Report how many lines of the records below include the word "this". Give nothing but the number.

--- START OF Record set ---

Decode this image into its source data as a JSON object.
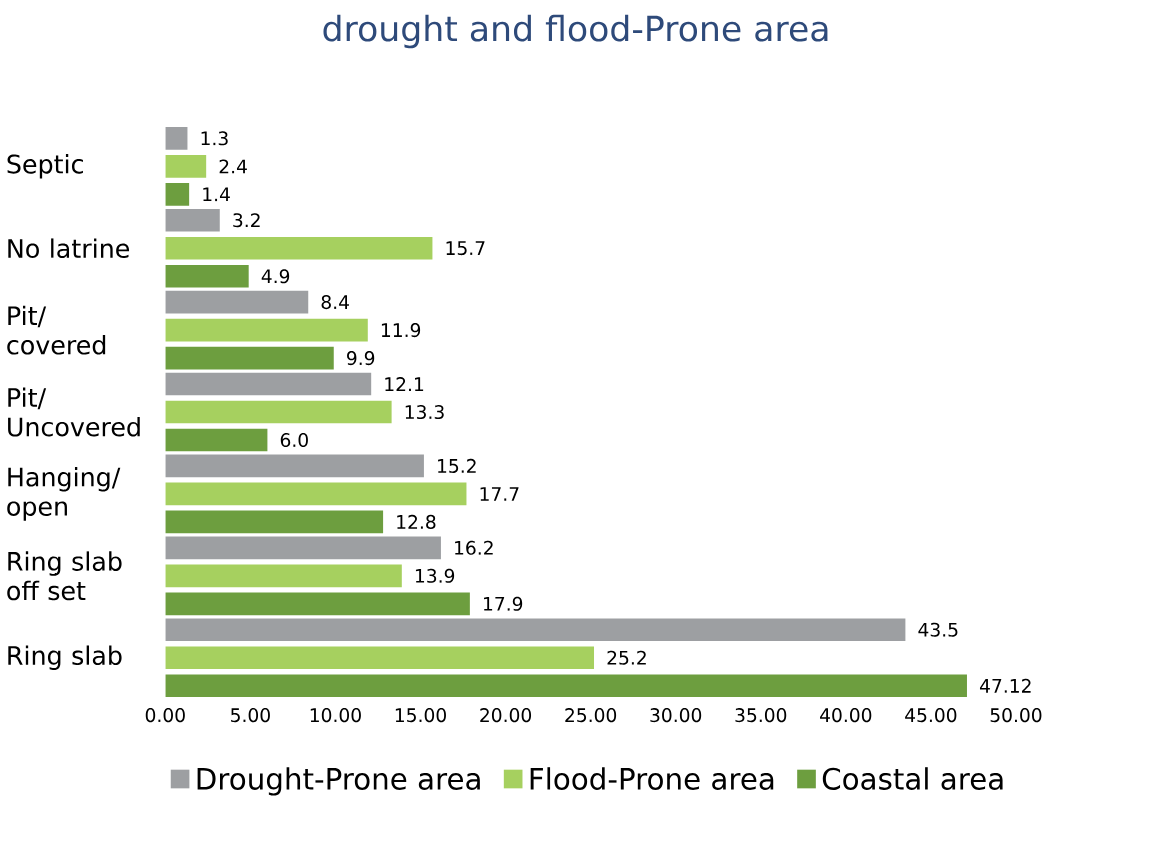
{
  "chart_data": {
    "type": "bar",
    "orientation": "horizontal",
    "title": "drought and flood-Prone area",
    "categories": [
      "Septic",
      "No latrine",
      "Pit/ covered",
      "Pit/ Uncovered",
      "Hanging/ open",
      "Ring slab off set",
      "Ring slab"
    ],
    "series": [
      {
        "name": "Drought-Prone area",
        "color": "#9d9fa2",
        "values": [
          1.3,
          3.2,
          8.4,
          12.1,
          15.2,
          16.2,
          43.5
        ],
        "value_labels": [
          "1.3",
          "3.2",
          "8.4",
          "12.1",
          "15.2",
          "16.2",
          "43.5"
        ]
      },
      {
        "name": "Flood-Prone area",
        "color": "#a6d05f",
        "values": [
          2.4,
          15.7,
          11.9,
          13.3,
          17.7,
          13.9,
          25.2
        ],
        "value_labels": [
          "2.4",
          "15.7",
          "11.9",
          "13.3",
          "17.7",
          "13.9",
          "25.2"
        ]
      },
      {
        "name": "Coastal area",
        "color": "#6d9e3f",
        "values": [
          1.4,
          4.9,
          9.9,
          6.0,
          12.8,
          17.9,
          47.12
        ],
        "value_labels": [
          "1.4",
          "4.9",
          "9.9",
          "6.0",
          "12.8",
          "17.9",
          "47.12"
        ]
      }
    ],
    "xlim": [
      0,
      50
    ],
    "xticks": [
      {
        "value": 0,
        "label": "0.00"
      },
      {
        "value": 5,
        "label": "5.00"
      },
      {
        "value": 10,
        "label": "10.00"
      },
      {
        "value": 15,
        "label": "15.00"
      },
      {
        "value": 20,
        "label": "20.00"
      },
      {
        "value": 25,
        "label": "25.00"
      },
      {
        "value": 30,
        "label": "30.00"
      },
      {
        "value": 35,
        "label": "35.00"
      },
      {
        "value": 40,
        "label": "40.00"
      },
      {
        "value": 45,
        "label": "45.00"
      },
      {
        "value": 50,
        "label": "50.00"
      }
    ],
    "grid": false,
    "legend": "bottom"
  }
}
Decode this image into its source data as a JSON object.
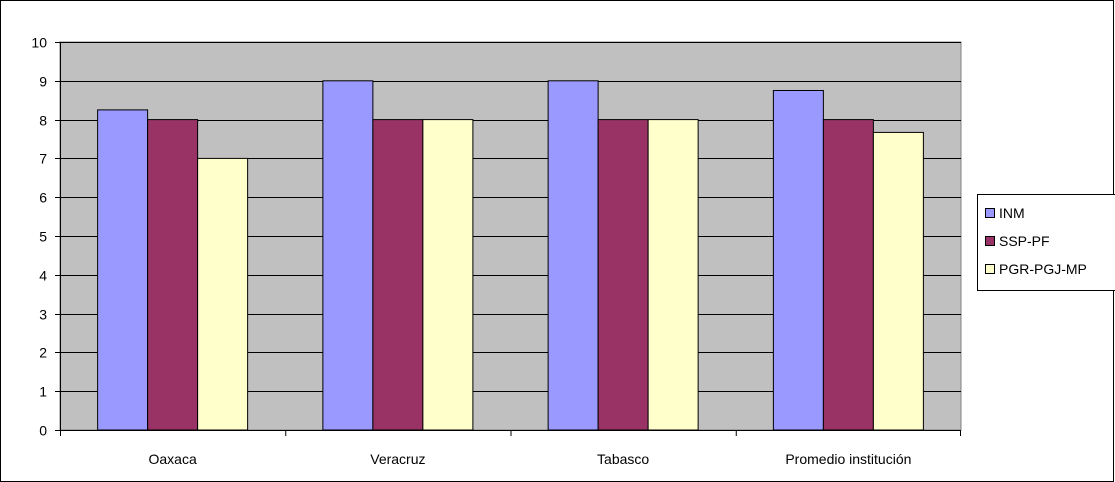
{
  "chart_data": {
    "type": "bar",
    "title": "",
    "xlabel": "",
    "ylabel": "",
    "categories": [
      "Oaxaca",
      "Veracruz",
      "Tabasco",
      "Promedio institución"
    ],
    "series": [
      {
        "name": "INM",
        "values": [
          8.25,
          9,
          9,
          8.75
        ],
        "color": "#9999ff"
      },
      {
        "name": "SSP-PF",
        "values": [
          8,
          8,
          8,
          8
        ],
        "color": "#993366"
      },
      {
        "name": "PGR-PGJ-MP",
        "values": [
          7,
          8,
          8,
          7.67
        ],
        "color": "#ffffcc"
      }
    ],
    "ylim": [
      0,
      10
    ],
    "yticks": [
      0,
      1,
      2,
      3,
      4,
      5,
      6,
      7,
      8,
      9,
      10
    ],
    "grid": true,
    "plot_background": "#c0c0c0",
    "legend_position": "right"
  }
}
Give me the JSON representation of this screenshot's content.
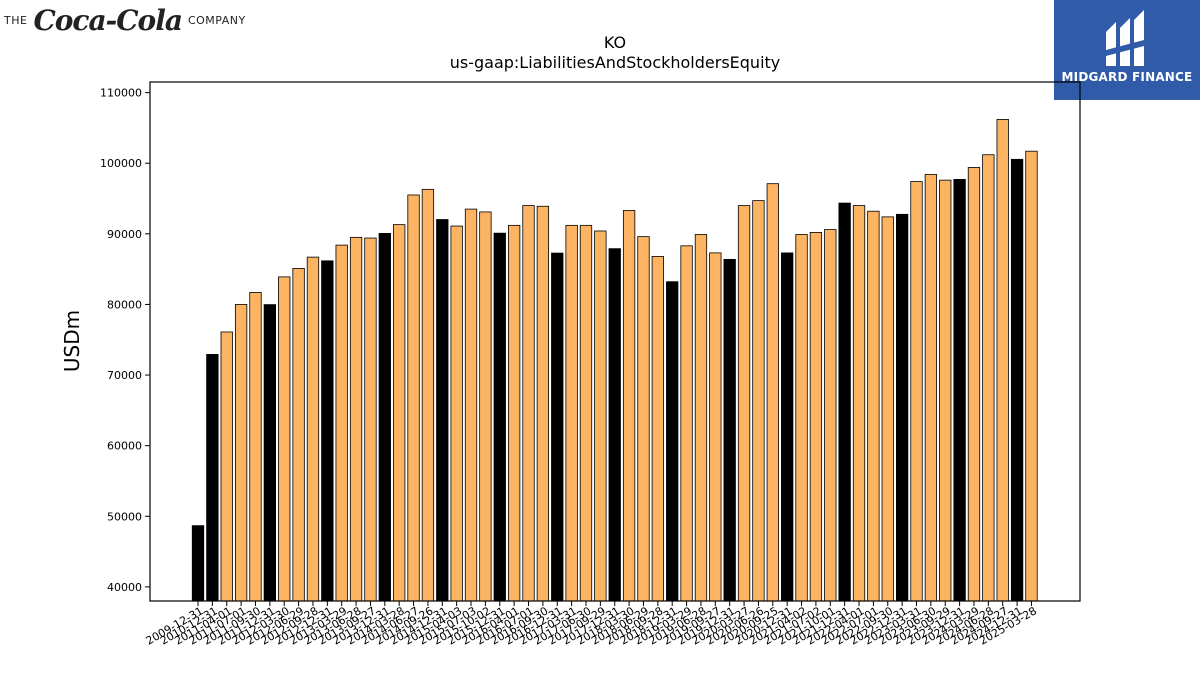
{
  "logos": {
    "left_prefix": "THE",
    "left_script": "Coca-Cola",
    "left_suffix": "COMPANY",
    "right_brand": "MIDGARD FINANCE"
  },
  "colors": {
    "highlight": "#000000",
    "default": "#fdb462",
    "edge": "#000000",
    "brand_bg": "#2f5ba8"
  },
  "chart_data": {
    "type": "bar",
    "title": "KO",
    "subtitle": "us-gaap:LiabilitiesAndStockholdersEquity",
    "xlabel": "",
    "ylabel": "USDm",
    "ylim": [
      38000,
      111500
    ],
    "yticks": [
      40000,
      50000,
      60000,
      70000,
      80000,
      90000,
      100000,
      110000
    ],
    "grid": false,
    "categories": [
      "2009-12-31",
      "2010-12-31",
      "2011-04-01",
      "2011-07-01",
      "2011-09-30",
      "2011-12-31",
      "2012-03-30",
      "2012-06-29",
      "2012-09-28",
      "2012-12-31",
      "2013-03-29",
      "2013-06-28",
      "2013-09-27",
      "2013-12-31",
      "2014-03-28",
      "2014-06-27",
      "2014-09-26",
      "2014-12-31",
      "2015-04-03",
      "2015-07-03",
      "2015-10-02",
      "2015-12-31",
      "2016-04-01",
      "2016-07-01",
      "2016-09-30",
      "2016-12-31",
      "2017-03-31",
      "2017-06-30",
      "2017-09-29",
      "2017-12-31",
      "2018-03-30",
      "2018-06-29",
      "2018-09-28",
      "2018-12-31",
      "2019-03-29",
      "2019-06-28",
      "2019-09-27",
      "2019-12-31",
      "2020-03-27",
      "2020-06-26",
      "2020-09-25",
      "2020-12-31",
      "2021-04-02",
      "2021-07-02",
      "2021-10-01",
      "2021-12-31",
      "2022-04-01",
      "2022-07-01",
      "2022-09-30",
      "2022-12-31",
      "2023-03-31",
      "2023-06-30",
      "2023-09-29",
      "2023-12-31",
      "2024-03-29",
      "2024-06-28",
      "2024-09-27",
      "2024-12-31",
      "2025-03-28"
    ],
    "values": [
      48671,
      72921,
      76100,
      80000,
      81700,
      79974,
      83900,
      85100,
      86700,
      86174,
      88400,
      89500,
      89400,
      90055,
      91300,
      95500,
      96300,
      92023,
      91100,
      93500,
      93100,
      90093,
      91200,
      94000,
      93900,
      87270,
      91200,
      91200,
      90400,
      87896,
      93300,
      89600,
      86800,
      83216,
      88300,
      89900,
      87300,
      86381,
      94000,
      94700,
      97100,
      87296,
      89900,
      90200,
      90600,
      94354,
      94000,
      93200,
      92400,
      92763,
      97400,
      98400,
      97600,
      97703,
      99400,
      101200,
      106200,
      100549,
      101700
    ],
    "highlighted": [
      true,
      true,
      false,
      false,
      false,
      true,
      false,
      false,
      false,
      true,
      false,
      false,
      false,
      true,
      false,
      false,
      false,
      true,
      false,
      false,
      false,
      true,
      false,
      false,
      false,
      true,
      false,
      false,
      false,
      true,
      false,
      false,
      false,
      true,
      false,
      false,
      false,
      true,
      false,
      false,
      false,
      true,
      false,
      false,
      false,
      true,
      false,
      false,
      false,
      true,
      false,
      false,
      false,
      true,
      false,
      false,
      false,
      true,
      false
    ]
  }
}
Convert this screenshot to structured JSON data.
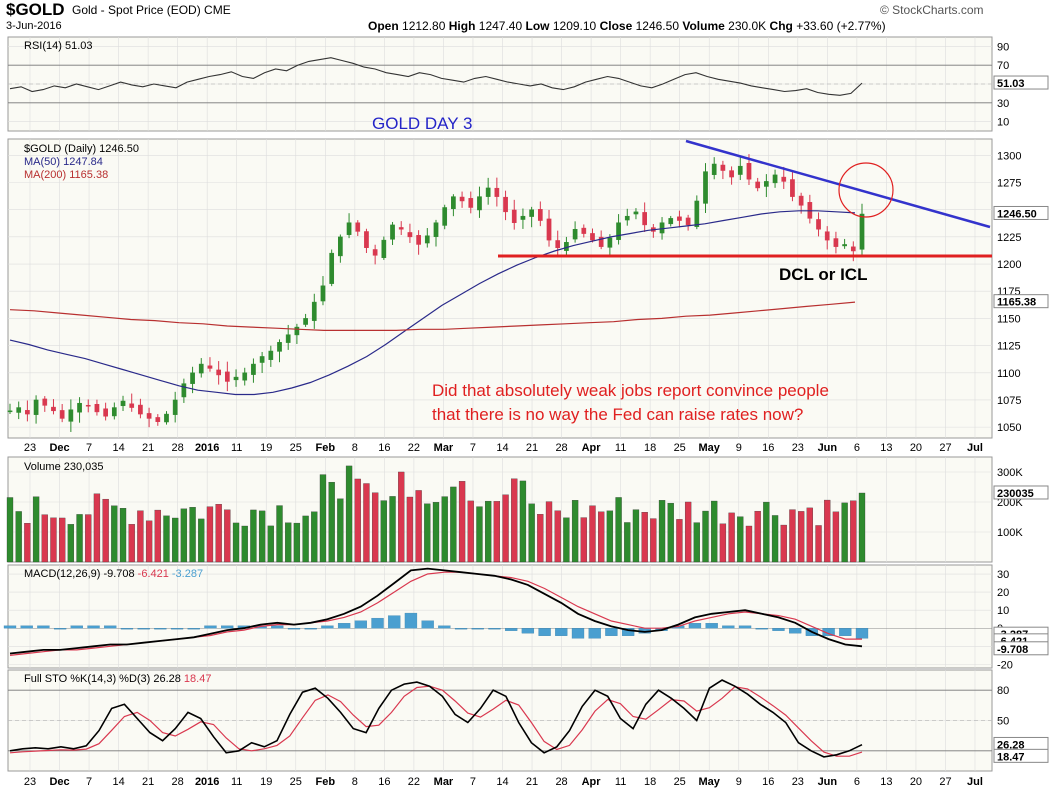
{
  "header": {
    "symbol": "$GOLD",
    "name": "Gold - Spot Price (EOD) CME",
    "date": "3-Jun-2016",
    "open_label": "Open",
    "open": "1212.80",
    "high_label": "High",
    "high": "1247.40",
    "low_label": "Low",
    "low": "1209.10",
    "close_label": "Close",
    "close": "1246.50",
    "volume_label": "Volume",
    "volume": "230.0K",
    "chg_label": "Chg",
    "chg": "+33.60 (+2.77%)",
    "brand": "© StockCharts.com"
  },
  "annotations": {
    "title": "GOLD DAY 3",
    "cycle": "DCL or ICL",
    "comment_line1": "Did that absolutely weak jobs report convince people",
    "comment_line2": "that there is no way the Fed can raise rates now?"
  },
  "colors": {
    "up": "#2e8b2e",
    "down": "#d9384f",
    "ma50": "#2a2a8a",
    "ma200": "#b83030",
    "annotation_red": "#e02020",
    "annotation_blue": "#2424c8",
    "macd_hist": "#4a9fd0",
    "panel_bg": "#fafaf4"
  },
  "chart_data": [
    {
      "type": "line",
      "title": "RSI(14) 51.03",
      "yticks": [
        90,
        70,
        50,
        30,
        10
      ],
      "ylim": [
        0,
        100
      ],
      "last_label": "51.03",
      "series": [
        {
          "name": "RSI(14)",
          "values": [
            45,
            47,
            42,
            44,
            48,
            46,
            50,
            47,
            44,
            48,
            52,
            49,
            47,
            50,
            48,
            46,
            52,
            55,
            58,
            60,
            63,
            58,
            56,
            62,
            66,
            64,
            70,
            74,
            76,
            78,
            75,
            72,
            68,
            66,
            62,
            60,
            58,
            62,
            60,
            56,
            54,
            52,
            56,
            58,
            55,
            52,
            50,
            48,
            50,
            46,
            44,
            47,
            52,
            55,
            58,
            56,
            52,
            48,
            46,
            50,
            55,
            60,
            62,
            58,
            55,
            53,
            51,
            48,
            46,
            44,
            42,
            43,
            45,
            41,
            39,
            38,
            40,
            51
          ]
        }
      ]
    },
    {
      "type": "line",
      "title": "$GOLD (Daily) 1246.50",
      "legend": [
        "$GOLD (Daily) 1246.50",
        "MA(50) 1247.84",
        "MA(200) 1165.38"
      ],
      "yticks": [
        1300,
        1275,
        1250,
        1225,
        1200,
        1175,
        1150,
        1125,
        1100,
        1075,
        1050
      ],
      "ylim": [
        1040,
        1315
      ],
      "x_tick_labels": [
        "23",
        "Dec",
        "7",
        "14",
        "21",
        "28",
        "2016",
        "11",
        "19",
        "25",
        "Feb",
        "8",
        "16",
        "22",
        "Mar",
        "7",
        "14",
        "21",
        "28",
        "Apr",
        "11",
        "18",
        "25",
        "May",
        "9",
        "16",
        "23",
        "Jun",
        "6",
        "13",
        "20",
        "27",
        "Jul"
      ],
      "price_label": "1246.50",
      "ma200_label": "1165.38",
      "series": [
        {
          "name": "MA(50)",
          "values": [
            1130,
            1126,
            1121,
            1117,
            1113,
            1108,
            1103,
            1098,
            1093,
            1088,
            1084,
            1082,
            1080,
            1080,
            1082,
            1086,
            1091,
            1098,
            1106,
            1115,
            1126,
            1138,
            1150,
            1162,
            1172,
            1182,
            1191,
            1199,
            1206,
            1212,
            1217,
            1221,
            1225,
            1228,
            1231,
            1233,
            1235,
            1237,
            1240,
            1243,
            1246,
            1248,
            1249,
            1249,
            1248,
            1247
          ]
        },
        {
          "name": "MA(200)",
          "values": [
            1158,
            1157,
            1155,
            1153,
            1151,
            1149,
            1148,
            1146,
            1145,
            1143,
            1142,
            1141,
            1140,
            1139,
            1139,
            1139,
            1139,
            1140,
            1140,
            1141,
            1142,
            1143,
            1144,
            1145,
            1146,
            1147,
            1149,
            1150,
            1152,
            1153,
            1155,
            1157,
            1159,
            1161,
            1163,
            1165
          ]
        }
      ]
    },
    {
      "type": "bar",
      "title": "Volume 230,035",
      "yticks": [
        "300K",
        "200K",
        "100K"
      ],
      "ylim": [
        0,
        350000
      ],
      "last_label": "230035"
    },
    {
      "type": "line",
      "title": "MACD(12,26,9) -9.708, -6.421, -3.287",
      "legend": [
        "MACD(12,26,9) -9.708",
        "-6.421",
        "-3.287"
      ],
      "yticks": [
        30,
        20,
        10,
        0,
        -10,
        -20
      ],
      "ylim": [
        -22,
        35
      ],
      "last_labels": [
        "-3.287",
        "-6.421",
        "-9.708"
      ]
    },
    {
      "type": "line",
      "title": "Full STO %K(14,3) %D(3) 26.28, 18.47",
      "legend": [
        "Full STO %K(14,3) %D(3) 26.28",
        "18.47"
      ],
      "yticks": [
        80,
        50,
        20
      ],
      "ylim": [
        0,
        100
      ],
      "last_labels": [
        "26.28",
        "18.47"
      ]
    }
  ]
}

--- END OF Record set ---

> _Final result_
4